[Records contained in a dataset]
• • •

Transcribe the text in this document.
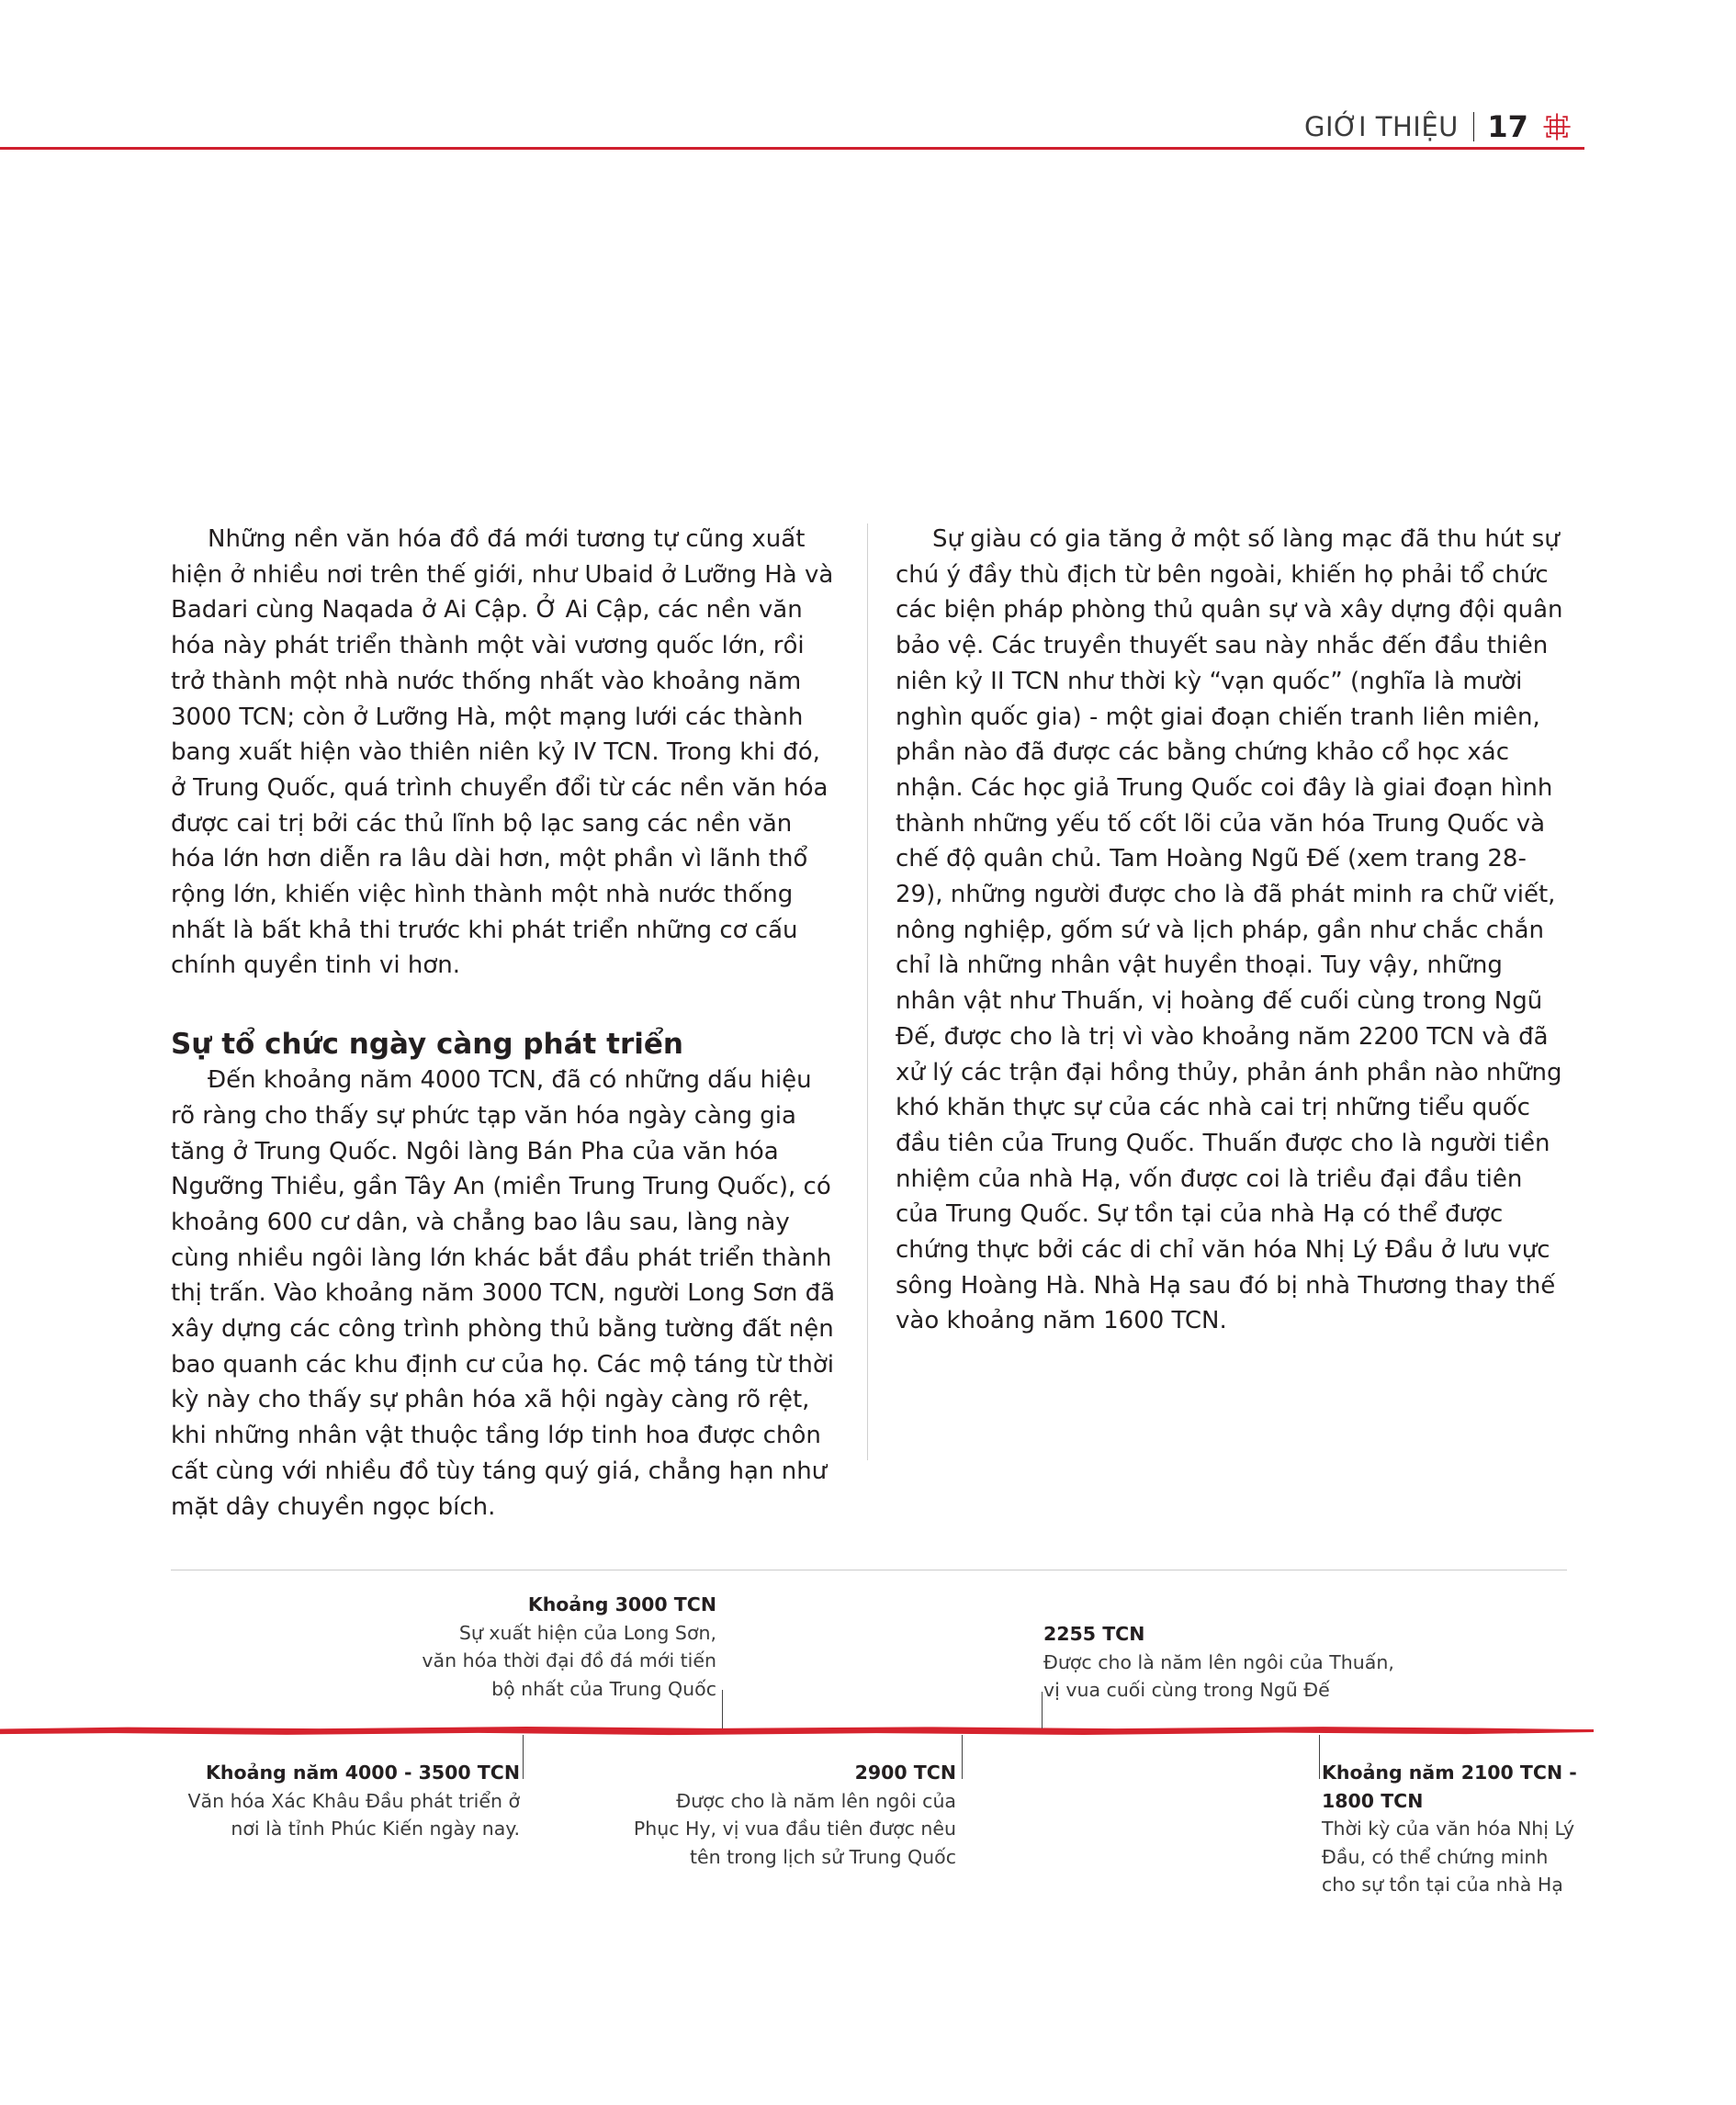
GIỚI THIỆU 17

Những nền văn hóa đồ đá mới tương tự cũng xuất hiện ở nhiều nơi trên thế giới, như Ubaid ở Lưỡng Hà và Badari cùng Naqada ở Ai Cập. Ở Ai Cập, các nền văn hóa này phát triển thành một vài vương quốc lớn, rồi trở thành một nhà nước thống nhất vào khoảng năm 3000 TCN; còn ở Lưỡng Hà, một mạng lưới các thành bang xuất hiện vào thiên niên kỷ IV TCN. Trong khi đó, ở Trung Quốc, quá trình chuyển đổi từ các nền văn hóa được cai trị bởi các thủ lĩnh bộ lạc sang các nền văn hóa lớn hơn diễn ra lâu dài hơn, một phần vì lãnh thổ rộng lớn, khiến việc hình thành một nhà nước thống nhất là bất khả thi trước khi phát triển những cơ cấu chính quyền tinh vi hơn.

Sự tổ chức ngày càng phát triển

Đến khoảng năm 4000 TCN, đã có những dấu hiệu rõ ràng cho thấy sự phức tạp văn hóa ngày càng gia tăng ở Trung Quốc. Ngôi làng Bán Pha của văn hóa Ngưỡng Thiều, gần Tây An (miền Trung Trung Quốc), có khoảng 600 cư dân, và chẳng bao lâu sau, làng này cùng nhiều ngôi làng lớn khác bắt đầu phát triển thành thị trấn. Vào khoảng năm 3000 TCN, người Long Sơn đã xây dựng các công trình phòng thủ bằng tường đất nện bao quanh các khu định cư của họ. Các mộ táng từ thời kỳ này cho thấy sự phân hóa xã hội ngày càng rõ rệt, khi những nhân vật thuộc tầng lớp tinh hoa được chôn cất cùng với nhiều đồ tùy táng quý giá, chẳng hạn như mặt dây chuyền ngọc bích.

Sự giàu có gia tăng ở một số làng mạc đã thu hút sự chú ý đầy thù địch từ bên ngoài, khiến họ phải tổ chức các biện pháp phòng thủ quân sự và xây dựng đội quân bảo vệ. Các truyền thuyết sau này nhắc đến đầu thiên niên kỷ II TCN như thời kỳ “vạn quốc” (nghĩa là mười nghìn quốc gia) - một giai đoạn chiến tranh liên miên, phần nào đã được các bằng chứng khảo cổ học xác nhận. Các học giả Trung Quốc coi đây là giai đoạn hình thành những yếu tố cốt lõi của văn hóa Trung Quốc và chế độ quân chủ. Tam Hoàng Ngũ Đế (xem trang 28-29), những người được cho là đã phát minh ra chữ viết, nông nghiệp, gốm sứ và lịch pháp, gần như chắc chắn chỉ là những nhân vật huyền thoại. Tuy vậy, những nhân vật như Thuấn, vị hoàng đế cuối cùng trong Ngũ Đế, được cho là trị vì vào khoảng năm 2200 TCN và đã xử lý các trận đại hồng thủy, phản ánh phần nào những khó khăn thực sự của các nhà cai trị những tiểu quốc đầu tiên của Trung Quốc. Thuấn được cho là người tiền nhiệm của nhà Hạ, vốn được coi là triều đại đầu tiên của Trung Quốc. Sự tồn tại của nhà Hạ có thể được chứng thực bởi các di chỉ văn hóa Nhị Lý Đầu ở lưu vực sông Hoàng Hà. Nhà Hạ sau đó bị nhà Thương thay thế vào khoảng năm 1600 TCN.

Khoảng 3000 TCN
Sự xuất hiện của Long Sơn,
văn hóa thời đại đồ đá mới tiến
bộ nhất của Trung Quốc
2255 TCN
Được cho là năm lên ngôi của Thuấn,
vị vua cuối cùng trong Ngũ Đế
Khoảng năm 4000 - 3500 TCN
Văn hóa Xác Khâu Đầu phát triển ở
nơi là tỉnh Phúc Kiến ngày nay.
2900 TCN
Được cho là năm lên ngôi của
Phục Hy, vị vua đầu tiên được nêu
tên trong lịch sử Trung Quốc
Khoảng năm 2100 TCN -
1800 TCN
Thời kỳ của văn hóa Nhị Lý
Đầu, có thể chứng minh
cho sự tồn tại của nhà Hạ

• • •

* _TASK DIRECTIONS_:
Images should not appear in the copy; retype the listing above exactly.

* _SOLVED EXERCISE_:
Transcribe the text in this document.
GIỚI THIỆU 17

Những nền văn hóa đồ đá mới tương tự cũng xuất hiện ở nhiều nơi trên thế giới, như Ubaid ở Lưỡng Hà và Badari cùng Naqada ở Ai Cập. Ở Ai Cập, các nền văn hóa này phát triển thành một vài vương quốc lớn, rồi trở thành một nhà nước thống nhất vào khoảng năm 3000 TCN; còn ở Lưỡng Hà, một mạng lưới các thành bang xuất hiện vào thiên niên kỷ IV TCN. Trong khi đó, ở Trung Quốc, quá trình chuyển đổi từ các nền văn hóa được cai trị bởi các thủ lĩnh bộ lạc sang các nền văn hóa lớn hơn diễn ra lâu dài hơn, một phần vì lãnh thổ rộng lớn, khiến việc hình thành một nhà nước thống nhất là bất khả thi trước khi phát triển những cơ cấu chính quyền tinh vi hơn.

Sự tổ chức ngày càng phát triển

Đến khoảng năm 4000 TCN, đã có những dấu hiệu rõ ràng cho thấy sự phức tạp văn hóa ngày càng gia tăng ở Trung Quốc. Ngôi làng Bán Pha của văn hóa Ngưỡng Thiều, gần Tây An (miền Trung Trung Quốc), có khoảng 600 cư dân, và chẳng bao lâu sau, làng này cùng nhiều ngôi làng lớn khác bắt đầu phát triển thành thị trấn. Vào khoảng năm 3000 TCN, người Long Sơn đã xây dựng các công trình phòng thủ bằng tường đất nện bao quanh các khu định cư của họ. Các mộ táng từ thời kỳ này cho thấy sự phân hóa xã hội ngày càng rõ rệt, khi những nhân vật thuộc tầng lớp tinh hoa được chôn cất cùng với nhiều đồ tùy táng quý giá, chẳng hạn như mặt dây chuyền ngọc bích.

Sự giàu có gia tăng ở một số làng mạc đã thu hút sự chú ý đầy thù địch từ bên ngoài, khiến họ phải tổ chức các biện pháp phòng thủ quân sự và xây dựng đội quân bảo vệ. Các truyền thuyết sau này nhắc đến đầu thiên niên kỷ II TCN như thời kỳ “vạn quốc” (nghĩa là mười nghìn quốc gia) - một giai đoạn chiến tranh liên miên, phần nào đã được các bằng chứng khảo cổ học xác nhận. Các học giả Trung Quốc coi đây là giai đoạn hình thành những yếu tố cốt lõi của văn hóa Trung Quốc và chế độ quân chủ. Tam Hoàng Ngũ Đế (xem trang 28-29), những người được cho là đã phát minh ra chữ viết, nông nghiệp, gốm sứ và lịch pháp, gần như chắc chắn chỉ là những nhân vật huyền thoại. Tuy vậy, những nhân vật như Thuấn, vị hoàng đế cuối cùng trong Ngũ Đế, được cho là trị vì vào khoảng năm 2200 TCN và đã xử lý các trận đại hồng thủy, phản ánh phần nào những khó khăn thực sự của các nhà cai trị những tiểu quốc đầu tiên của Trung Quốc. Thuấn được cho là người tiền nhiệm của nhà Hạ, vốn được coi là triều đại đầu tiên của Trung Quốc. Sự tồn tại của nhà Hạ có thể được chứng thực bởi các di chỉ văn hóa Nhị Lý Đầu ở lưu vực sông Hoàng Hà. Nhà Hạ sau đó bị nhà Thương thay thế vào khoảng năm 1600 TCN.

Khoảng 3000 TCN
Sự xuất hiện của Long Sơn,
văn hóa thời đại đồ đá mới tiến
bộ nhất của Trung Quốc
2255 TCN
Được cho là năm lên ngôi của Thuấn,
vị vua cuối cùng trong Ngũ Đế
Khoảng năm 4000 - 3500 TCN
Văn hóa Xác Khâu Đầu phát triển ở
nơi là tỉnh Phúc Kiến ngày nay.
2900 TCN
Được cho là năm lên ngôi của
Phục Hy, vị vua đầu tiên được nêu
tên trong lịch sử Trung Quốc
Khoảng năm 2100 TCN -
1800 TCN
Thời kỳ của văn hóa Nhị Lý
Đầu, có thể chứng minh
cho sự tồn tại của nhà Hạ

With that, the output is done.